=== Records provided ===

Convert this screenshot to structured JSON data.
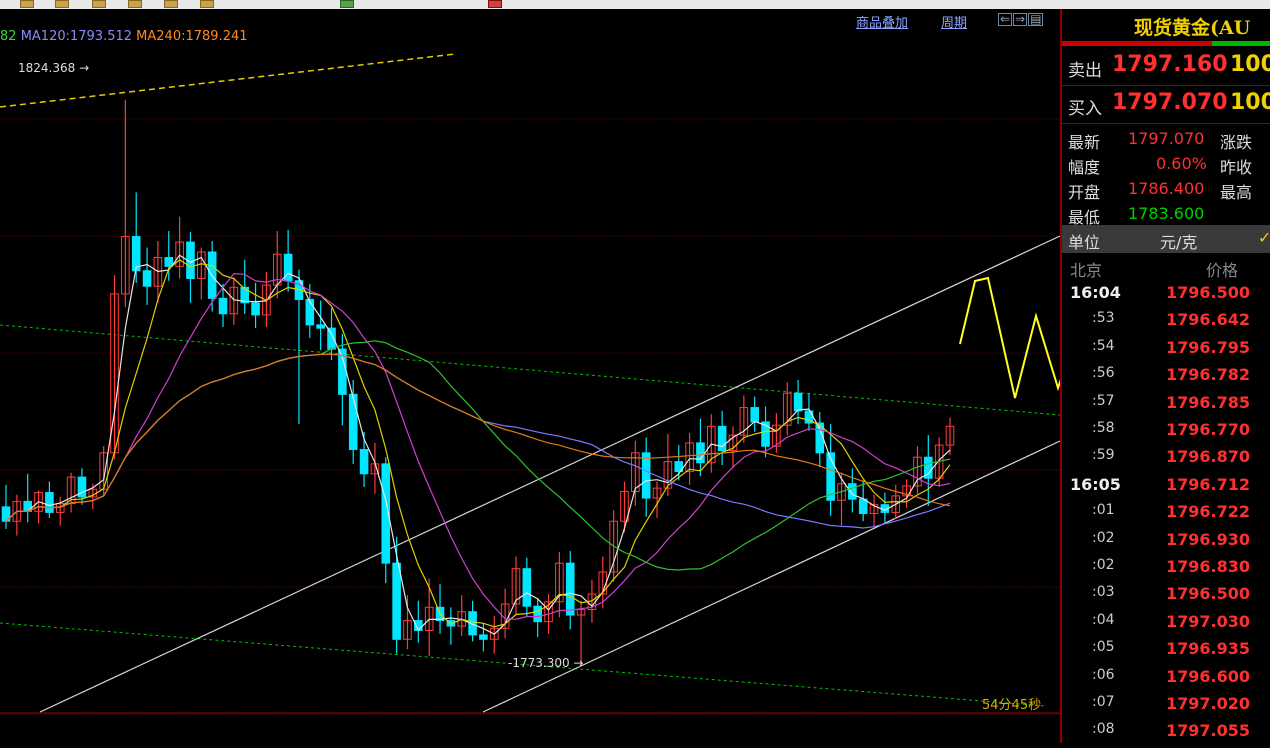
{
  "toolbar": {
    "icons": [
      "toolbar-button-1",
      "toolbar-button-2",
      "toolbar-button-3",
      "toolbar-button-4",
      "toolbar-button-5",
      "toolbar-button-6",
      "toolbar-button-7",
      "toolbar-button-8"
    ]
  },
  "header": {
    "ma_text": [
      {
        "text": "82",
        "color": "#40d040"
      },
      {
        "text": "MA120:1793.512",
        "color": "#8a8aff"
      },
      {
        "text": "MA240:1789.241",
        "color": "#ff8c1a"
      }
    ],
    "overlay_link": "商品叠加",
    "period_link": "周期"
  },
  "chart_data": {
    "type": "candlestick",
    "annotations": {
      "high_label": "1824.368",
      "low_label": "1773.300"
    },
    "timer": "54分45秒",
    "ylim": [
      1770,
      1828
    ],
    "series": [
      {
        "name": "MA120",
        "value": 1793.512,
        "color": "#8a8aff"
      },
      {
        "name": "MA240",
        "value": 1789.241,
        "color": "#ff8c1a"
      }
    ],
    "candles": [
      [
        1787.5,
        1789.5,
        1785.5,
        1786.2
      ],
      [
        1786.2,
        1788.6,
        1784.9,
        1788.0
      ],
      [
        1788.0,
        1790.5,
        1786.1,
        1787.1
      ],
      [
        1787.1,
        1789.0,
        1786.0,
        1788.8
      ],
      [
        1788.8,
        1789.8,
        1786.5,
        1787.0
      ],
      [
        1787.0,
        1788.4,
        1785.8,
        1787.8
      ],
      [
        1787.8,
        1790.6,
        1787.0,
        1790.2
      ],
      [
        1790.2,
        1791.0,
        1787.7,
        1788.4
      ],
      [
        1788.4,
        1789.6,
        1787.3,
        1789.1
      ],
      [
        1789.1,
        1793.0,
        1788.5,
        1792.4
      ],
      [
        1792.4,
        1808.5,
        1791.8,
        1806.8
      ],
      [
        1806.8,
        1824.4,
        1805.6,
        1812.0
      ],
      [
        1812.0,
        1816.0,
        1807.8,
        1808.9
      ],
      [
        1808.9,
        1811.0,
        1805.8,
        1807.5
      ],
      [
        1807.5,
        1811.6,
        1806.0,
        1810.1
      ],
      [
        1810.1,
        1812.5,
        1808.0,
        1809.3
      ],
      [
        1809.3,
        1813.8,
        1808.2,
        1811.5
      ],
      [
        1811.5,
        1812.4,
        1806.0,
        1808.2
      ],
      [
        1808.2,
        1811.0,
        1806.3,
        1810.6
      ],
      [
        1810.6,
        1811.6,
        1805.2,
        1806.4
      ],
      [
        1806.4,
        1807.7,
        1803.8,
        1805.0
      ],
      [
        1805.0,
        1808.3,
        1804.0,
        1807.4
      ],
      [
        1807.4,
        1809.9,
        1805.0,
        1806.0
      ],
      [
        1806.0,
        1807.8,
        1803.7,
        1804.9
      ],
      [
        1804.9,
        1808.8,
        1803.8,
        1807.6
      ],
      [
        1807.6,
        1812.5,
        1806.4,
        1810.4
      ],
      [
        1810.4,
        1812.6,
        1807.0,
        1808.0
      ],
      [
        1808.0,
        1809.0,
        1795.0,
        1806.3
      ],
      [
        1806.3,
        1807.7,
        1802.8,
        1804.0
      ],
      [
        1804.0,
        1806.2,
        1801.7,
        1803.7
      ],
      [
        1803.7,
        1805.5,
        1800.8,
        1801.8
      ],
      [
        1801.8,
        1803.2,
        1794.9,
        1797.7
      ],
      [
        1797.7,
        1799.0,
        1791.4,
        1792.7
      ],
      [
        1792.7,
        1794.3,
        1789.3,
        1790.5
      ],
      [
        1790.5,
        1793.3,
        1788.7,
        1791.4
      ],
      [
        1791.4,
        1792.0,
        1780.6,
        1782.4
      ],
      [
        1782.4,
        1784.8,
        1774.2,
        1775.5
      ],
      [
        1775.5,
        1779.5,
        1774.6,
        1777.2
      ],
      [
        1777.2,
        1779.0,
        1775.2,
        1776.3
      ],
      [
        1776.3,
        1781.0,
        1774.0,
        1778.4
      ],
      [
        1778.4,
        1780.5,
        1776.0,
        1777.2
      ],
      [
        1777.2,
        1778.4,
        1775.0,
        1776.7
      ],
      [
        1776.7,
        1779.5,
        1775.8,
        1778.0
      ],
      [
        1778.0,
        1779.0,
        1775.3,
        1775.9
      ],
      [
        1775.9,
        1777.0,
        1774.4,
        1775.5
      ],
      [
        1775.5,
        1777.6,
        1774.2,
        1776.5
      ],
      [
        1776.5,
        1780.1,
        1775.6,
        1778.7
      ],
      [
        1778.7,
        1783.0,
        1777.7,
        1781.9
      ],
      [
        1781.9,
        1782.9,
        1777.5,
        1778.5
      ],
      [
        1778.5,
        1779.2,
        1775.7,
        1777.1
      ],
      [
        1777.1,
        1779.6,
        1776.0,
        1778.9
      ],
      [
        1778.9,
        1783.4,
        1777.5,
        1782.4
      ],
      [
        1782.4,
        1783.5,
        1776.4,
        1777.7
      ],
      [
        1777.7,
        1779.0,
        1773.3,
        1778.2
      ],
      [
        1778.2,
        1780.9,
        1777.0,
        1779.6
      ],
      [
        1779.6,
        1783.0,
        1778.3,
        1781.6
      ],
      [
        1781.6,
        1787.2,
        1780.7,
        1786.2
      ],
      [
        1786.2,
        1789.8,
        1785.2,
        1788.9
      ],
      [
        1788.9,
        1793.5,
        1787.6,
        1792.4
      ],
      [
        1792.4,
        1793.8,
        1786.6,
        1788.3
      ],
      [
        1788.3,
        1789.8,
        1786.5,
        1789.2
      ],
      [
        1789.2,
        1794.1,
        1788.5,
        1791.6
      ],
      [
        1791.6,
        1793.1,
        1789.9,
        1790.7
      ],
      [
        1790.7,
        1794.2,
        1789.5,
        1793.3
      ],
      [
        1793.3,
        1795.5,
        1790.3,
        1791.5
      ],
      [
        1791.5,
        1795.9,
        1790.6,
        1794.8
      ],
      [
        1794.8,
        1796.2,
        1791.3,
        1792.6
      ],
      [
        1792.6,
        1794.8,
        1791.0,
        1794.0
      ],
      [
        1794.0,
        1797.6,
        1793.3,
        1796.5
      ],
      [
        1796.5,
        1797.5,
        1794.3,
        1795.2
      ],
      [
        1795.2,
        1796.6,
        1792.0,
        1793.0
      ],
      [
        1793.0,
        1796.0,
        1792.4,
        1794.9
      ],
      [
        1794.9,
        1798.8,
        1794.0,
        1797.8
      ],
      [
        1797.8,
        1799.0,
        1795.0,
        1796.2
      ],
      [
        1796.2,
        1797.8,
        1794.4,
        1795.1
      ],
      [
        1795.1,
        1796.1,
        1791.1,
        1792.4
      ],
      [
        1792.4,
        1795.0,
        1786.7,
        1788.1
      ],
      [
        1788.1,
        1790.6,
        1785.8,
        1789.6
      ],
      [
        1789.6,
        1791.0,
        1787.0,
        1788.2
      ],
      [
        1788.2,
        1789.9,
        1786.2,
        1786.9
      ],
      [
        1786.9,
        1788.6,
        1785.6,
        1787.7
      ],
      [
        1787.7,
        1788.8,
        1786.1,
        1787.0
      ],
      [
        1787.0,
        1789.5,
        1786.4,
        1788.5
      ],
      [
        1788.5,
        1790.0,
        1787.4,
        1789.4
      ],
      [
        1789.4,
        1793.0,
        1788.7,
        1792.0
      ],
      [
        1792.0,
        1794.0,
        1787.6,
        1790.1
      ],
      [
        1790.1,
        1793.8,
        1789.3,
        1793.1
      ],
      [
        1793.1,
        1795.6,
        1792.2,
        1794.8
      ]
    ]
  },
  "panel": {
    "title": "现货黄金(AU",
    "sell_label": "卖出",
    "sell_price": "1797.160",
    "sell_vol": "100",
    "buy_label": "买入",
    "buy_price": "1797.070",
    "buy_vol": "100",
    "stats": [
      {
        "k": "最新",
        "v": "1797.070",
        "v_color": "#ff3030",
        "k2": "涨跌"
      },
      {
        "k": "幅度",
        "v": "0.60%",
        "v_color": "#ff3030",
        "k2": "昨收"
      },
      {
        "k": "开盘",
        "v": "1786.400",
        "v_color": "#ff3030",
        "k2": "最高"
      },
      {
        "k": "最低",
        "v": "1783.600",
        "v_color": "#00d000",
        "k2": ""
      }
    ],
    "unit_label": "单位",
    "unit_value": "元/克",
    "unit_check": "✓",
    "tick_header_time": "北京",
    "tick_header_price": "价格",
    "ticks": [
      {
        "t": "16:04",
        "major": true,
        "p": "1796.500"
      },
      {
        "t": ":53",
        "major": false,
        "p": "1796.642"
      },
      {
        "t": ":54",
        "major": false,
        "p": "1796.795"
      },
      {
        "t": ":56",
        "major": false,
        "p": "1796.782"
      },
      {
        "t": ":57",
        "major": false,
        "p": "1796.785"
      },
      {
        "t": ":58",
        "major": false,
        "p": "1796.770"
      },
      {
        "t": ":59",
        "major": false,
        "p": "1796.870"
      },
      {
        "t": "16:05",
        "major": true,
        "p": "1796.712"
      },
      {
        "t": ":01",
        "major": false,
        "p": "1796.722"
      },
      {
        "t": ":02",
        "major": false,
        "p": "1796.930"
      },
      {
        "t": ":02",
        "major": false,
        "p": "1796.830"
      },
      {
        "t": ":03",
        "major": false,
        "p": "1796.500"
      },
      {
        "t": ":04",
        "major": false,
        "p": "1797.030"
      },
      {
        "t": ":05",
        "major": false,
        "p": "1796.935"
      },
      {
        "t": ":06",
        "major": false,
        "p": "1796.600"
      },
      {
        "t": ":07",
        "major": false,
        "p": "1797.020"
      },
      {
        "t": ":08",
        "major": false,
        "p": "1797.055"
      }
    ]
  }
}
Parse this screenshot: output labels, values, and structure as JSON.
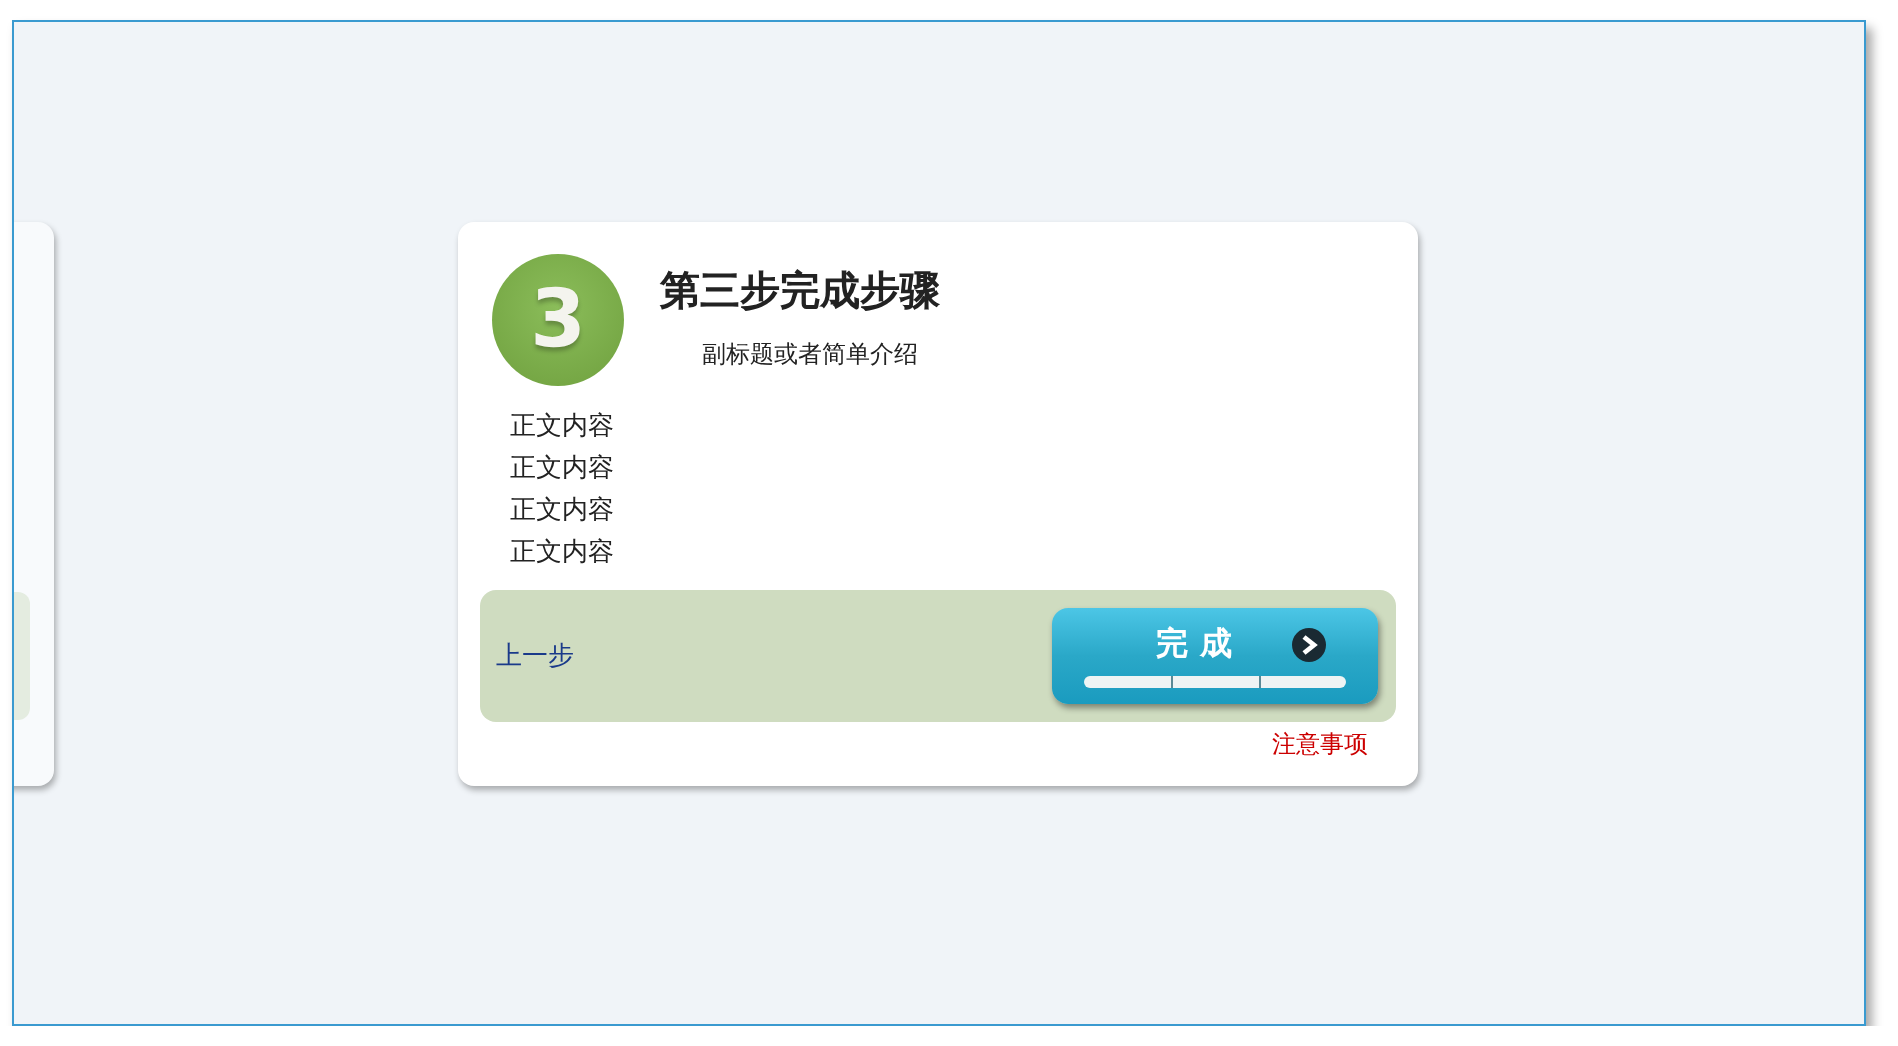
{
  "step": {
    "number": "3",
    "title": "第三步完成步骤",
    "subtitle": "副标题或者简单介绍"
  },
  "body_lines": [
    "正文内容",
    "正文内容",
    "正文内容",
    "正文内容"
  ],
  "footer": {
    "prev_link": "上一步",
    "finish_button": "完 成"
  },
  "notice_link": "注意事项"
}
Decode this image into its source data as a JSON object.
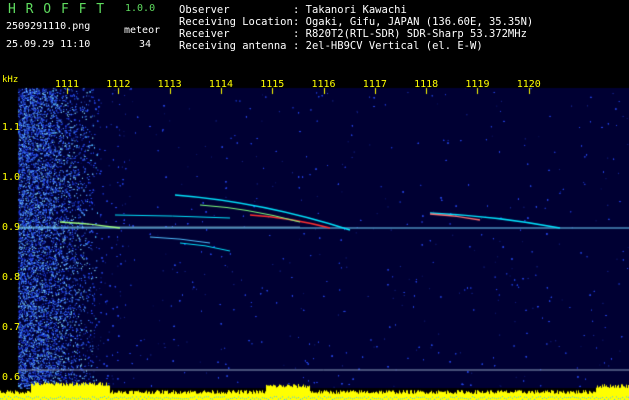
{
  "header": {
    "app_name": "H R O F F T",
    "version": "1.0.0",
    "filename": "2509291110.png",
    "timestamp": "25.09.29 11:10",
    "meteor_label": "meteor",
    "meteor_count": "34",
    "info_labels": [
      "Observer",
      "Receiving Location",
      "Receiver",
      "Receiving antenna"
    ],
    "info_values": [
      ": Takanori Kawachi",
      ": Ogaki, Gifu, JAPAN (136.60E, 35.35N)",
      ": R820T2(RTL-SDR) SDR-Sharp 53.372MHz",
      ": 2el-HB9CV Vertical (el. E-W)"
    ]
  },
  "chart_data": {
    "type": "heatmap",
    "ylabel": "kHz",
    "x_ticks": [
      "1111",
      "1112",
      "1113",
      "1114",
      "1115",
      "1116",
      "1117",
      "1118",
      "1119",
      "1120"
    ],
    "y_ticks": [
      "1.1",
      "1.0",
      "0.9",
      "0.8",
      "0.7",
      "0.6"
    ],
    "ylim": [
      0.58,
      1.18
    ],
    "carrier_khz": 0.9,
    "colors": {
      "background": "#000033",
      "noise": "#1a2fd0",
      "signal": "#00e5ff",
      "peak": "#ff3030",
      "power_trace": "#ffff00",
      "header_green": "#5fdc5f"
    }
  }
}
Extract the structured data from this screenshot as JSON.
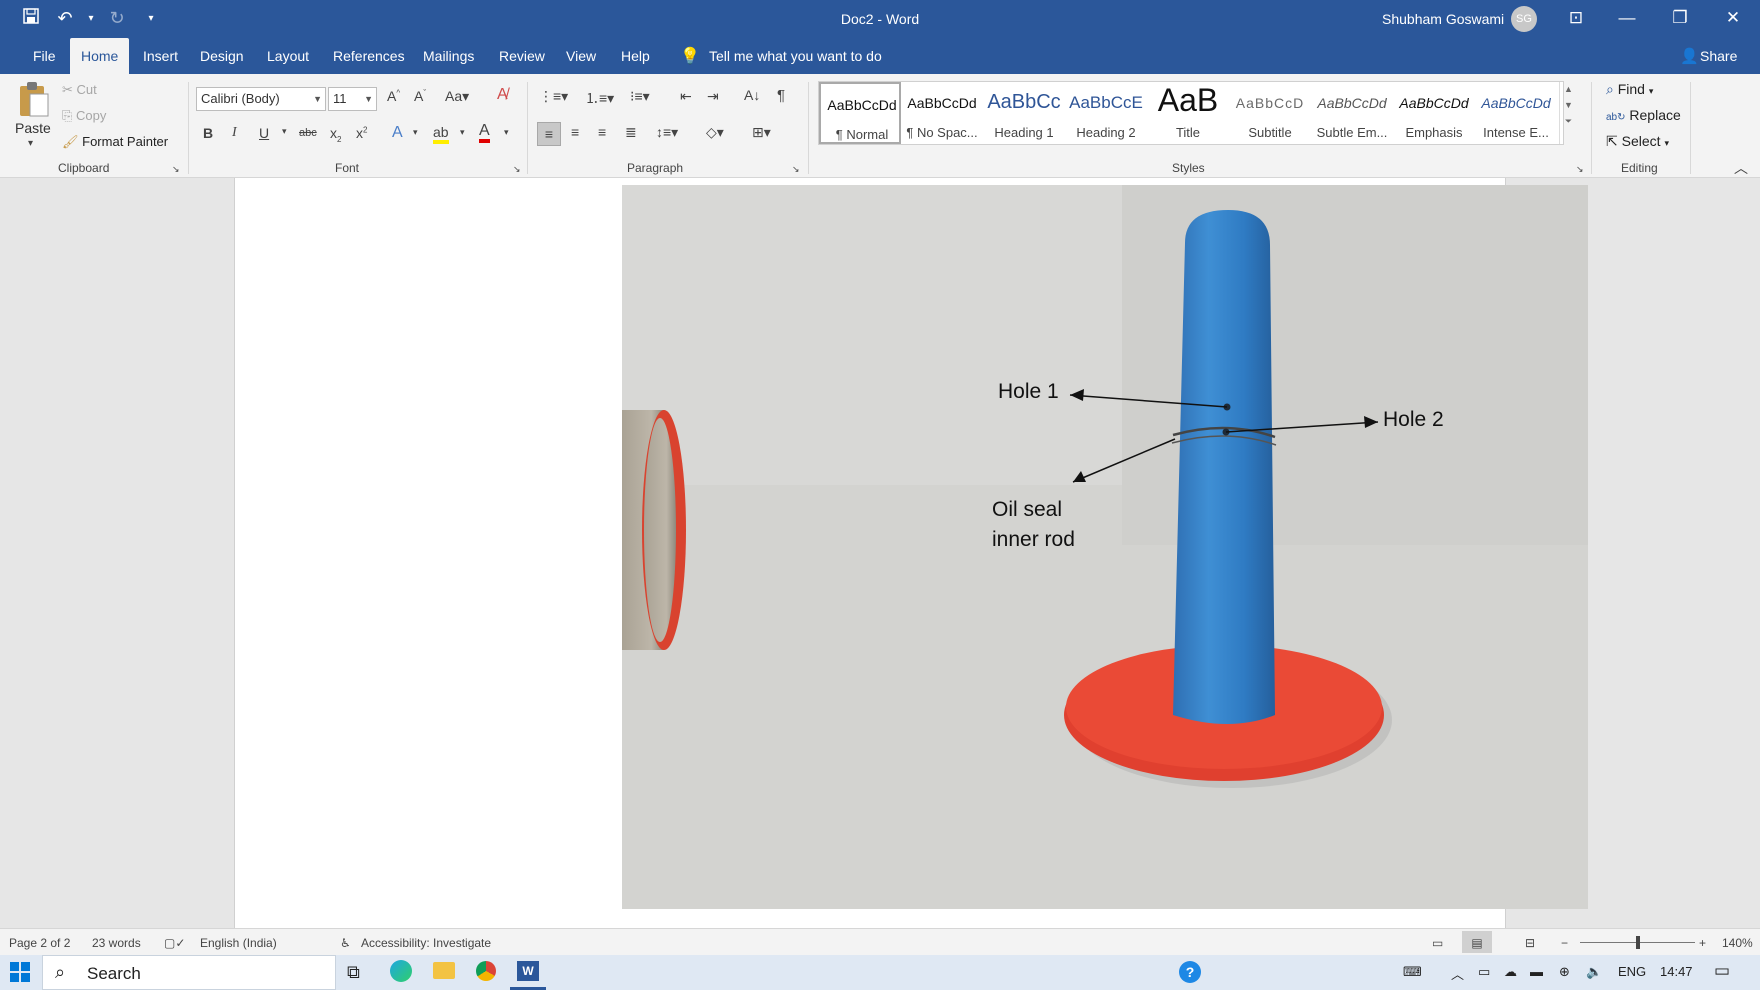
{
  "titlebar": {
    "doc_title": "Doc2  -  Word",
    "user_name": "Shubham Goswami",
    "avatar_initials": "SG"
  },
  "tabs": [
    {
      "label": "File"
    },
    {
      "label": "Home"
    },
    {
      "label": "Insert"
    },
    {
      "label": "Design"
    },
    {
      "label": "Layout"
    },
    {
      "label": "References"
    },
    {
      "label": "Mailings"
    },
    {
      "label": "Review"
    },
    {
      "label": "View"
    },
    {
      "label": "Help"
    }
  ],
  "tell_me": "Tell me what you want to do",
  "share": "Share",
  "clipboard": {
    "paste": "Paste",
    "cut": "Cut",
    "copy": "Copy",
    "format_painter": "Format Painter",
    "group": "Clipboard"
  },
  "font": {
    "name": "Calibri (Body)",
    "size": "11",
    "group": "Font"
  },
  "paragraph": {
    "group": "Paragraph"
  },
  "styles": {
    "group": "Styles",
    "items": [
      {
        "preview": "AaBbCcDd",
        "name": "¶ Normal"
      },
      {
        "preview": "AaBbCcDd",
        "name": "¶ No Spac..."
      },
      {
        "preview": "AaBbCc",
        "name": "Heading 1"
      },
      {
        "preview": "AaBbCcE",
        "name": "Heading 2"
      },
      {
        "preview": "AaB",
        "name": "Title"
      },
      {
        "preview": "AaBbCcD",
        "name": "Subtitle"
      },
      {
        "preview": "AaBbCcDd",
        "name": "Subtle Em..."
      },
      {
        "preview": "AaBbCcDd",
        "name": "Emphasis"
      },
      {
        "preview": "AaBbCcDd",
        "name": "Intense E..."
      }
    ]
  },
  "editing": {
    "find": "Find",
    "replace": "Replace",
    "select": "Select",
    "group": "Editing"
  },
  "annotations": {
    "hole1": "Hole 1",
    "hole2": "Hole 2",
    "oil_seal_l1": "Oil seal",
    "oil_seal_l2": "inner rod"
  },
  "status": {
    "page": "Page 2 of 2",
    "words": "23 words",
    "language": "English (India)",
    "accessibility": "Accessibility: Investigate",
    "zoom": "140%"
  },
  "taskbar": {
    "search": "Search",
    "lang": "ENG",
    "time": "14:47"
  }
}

===

Aim - Only the number is wanted: how many lines in the entries above contain the word "toolbar"?

Problem solution - 9